DIRECTIVE >> Copy every line, leaving nothing out and adding nothing.

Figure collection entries
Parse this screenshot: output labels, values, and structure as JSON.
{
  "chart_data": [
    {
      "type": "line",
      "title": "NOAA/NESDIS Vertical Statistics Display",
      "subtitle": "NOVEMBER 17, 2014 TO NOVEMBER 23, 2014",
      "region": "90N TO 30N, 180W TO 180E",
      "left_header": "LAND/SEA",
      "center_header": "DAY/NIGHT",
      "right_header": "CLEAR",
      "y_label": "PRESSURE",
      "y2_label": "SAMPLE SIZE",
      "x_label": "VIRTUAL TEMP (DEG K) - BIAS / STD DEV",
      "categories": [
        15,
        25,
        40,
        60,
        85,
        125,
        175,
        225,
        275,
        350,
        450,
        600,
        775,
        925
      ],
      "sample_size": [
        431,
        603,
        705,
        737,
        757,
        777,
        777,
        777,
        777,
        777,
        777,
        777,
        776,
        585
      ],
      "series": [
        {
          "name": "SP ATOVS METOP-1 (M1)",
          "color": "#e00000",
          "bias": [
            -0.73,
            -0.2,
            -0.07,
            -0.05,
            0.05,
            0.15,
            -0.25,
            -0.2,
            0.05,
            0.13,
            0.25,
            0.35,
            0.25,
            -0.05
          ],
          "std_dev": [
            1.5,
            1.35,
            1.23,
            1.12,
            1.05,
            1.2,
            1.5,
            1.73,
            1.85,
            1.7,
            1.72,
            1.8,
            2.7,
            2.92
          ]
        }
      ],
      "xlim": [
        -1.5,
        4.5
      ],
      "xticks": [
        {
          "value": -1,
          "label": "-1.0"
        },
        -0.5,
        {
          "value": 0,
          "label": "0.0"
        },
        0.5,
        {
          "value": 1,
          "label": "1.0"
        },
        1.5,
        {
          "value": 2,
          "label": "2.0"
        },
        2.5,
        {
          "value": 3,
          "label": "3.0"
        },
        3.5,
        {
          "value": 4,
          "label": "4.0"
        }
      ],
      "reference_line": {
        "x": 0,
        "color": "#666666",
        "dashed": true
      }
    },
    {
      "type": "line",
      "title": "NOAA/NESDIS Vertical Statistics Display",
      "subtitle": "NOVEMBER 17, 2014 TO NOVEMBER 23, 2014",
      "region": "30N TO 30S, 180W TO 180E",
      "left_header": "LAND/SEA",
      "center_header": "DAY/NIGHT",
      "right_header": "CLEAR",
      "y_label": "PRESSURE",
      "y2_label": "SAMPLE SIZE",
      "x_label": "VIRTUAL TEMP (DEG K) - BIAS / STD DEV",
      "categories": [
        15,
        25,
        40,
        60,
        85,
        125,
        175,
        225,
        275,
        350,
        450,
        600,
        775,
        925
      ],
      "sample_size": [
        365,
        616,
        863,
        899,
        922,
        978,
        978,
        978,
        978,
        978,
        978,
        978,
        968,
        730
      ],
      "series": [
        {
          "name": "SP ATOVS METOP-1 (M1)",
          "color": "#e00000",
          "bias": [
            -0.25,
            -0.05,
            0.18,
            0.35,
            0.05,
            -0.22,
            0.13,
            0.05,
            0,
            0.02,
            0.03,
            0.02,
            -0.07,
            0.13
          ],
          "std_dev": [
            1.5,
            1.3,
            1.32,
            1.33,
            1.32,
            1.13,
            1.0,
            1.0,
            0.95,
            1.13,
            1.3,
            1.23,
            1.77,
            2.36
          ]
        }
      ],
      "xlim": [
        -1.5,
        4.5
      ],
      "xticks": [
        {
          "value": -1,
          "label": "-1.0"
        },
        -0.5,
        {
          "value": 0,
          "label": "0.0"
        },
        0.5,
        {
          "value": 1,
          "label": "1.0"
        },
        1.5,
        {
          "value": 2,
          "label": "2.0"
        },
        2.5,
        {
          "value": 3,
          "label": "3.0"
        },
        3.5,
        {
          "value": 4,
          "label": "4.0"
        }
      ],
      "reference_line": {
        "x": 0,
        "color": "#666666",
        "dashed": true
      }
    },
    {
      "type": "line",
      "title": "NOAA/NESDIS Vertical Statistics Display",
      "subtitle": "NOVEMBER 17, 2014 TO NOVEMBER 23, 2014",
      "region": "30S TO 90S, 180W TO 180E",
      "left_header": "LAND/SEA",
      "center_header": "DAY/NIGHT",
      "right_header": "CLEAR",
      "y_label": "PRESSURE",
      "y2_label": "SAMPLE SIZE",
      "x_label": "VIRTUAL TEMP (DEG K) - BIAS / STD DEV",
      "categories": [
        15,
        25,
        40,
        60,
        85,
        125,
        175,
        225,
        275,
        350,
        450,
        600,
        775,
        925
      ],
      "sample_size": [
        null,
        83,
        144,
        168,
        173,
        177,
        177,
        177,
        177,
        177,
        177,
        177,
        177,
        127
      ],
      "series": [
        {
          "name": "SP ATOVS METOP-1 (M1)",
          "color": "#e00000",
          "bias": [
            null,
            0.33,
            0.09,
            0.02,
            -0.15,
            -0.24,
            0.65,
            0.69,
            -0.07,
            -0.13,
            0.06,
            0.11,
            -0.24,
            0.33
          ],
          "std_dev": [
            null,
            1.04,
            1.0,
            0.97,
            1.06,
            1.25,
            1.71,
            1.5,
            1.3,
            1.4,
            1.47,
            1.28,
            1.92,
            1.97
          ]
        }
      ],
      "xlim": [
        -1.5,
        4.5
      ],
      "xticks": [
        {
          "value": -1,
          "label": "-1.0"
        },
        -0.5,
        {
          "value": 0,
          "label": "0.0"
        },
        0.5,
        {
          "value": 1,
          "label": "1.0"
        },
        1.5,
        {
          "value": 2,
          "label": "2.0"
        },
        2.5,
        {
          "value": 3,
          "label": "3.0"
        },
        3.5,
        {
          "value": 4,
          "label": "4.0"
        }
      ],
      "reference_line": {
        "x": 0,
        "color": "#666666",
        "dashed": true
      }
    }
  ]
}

COMPLETE OUTPUT >>
Parse this screenshot: output labels, values, and structure as JSON.
{
  "chart_data": [
    {
      "type": "line",
      "title": "NOAA/NESDIS Vertical Statistics Display",
      "subtitle": "NOVEMBER 17, 2014 TO NOVEMBER 23, 2014",
      "region": "90N TO 30N, 180W TO 180E",
      "left_header": "LAND/SEA",
      "center_header": "DAY/NIGHT",
      "right_header": "CLEAR",
      "y_label": "PRESSURE",
      "y2_label": "SAMPLE SIZE",
      "x_label": "VIRTUAL TEMP (DEG K) - BIAS / STD DEV",
      "categories": [
        15,
        25,
        40,
        60,
        85,
        125,
        175,
        225,
        275,
        350,
        450,
        600,
        775,
        925
      ],
      "sample_size": [
        431,
        603,
        705,
        737,
        757,
        777,
        777,
        777,
        777,
        777,
        777,
        777,
        776,
        585
      ],
      "series": [
        {
          "name": "SP ATOVS METOP-1 (M1)",
          "color": "#e00000",
          "bias": [
            -0.73,
            -0.2,
            -0.07,
            -0.05,
            0.05,
            0.15,
            -0.25,
            -0.2,
            0.05,
            0.13,
            0.25,
            0.35,
            0.25,
            -0.05
          ],
          "std_dev": [
            1.5,
            1.35,
            1.23,
            1.12,
            1.05,
            1.2,
            1.5,
            1.73,
            1.85,
            1.7,
            1.72,
            1.8,
            2.7,
            2.92
          ]
        }
      ],
      "xlim": [
        -1.5,
        4.5
      ],
      "xticks": [
        {
          "value": -1,
          "label": "-1.0"
        },
        -0.5,
        {
          "value": 0,
          "label": "0.0"
        },
        0.5,
        {
          "value": 1,
          "label": "1.0"
        },
        1.5,
        {
          "value": 2,
          "label": "2.0"
        },
        2.5,
        {
          "value": 3,
          "label": "3.0"
        },
        3.5,
        {
          "value": 4,
          "label": "4.0"
        }
      ],
      "reference_line": {
        "x": 0,
        "color": "#666666",
        "dashed": true
      }
    },
    {
      "type": "line",
      "title": "NOAA/NESDIS Vertical Statistics Display",
      "subtitle": "NOVEMBER 17, 2014 TO NOVEMBER 23, 2014",
      "region": "30N TO 30S, 180W TO 180E",
      "left_header": "LAND/SEA",
      "center_header": "DAY/NIGHT",
      "right_header": "CLEAR",
      "y_label": "PRESSURE",
      "y2_label": "SAMPLE SIZE",
      "x_label": "VIRTUAL TEMP (DEG K) - BIAS / STD DEV",
      "categories": [
        15,
        25,
        40,
        60,
        85,
        125,
        175,
        225,
        275,
        350,
        450,
        600,
        775,
        925
      ],
      "sample_size": [
        365,
        616,
        863,
        899,
        922,
        978,
        978,
        978,
        978,
        978,
        978,
        978,
        968,
        730
      ],
      "series": [
        {
          "name": "SP ATOVS METOP-1 (M1)",
          "color": "#e00000",
          "bias": [
            -0.25,
            -0.05,
            0.18,
            0.35,
            0.05,
            -0.22,
            0.13,
            0.05,
            0,
            0.02,
            0.03,
            0.02,
            -0.07,
            0.13
          ],
          "std_dev": [
            1.5,
            1.3,
            1.32,
            1.33,
            1.32,
            1.13,
            1.0,
            1.0,
            0.95,
            1.13,
            1.3,
            1.23,
            1.77,
            2.36
          ]
        }
      ],
      "xlim": [
        -1.5,
        4.5
      ],
      "xticks": [
        {
          "value": -1,
          "label": "-1.0"
        },
        -0.5,
        {
          "value": 0,
          "label": "0.0"
        },
        0.5,
        {
          "value": 1,
          "label": "1.0"
        },
        1.5,
        {
          "value": 2,
          "label": "2.0"
        },
        2.5,
        {
          "value": 3,
          "label": "3.0"
        },
        3.5,
        {
          "value": 4,
          "label": "4.0"
        }
      ],
      "reference_line": {
        "x": 0,
        "color": "#666666",
        "dashed": true
      }
    },
    {
      "type": "line",
      "title": "NOAA/NESDIS Vertical Statistics Display",
      "subtitle": "NOVEMBER 17, 2014 TO NOVEMBER 23, 2014",
      "region": "30S TO 90S, 180W TO 180E",
      "left_header": "LAND/SEA",
      "center_header": "DAY/NIGHT",
      "right_header": "CLEAR",
      "y_label": "PRESSURE",
      "y2_label": "SAMPLE SIZE",
      "x_label": "VIRTUAL TEMP (DEG K) - BIAS / STD DEV",
      "categories": [
        15,
        25,
        40,
        60,
        85,
        125,
        175,
        225,
        275,
        350,
        450,
        600,
        775,
        925
      ],
      "sample_size": [
        null,
        83,
        144,
        168,
        173,
        177,
        177,
        177,
        177,
        177,
        177,
        177,
        177,
        127
      ],
      "series": [
        {
          "name": "SP ATOVS METOP-1 (M1)",
          "color": "#e00000",
          "bias": [
            null,
            0.33,
            0.09,
            0.02,
            -0.15,
            -0.24,
            0.65,
            0.69,
            -0.07,
            -0.13,
            0.06,
            0.11,
            -0.24,
            0.33
          ],
          "std_dev": [
            null,
            1.04,
            1.0,
            0.97,
            1.06,
            1.25,
            1.71,
            1.5,
            1.3,
            1.4,
            1.47,
            1.28,
            1.92,
            1.97
          ]
        }
      ],
      "xlim": [
        -1.5,
        4.5
      ],
      "xticks": [
        {
          "value": -1,
          "label": "-1.0"
        },
        -0.5,
        {
          "value": 0,
          "label": "0.0"
        },
        0.5,
        {
          "value": 1,
          "label": "1.0"
        },
        1.5,
        {
          "value": 2,
          "label": "2.0"
        },
        2.5,
        {
          "value": 3,
          "label": "3.0"
        },
        3.5,
        {
          "value": 4,
          "label": "4.0"
        }
      ],
      "reference_line": {
        "x": 0,
        "color": "#666666",
        "dashed": true
      }
    }
  ]
}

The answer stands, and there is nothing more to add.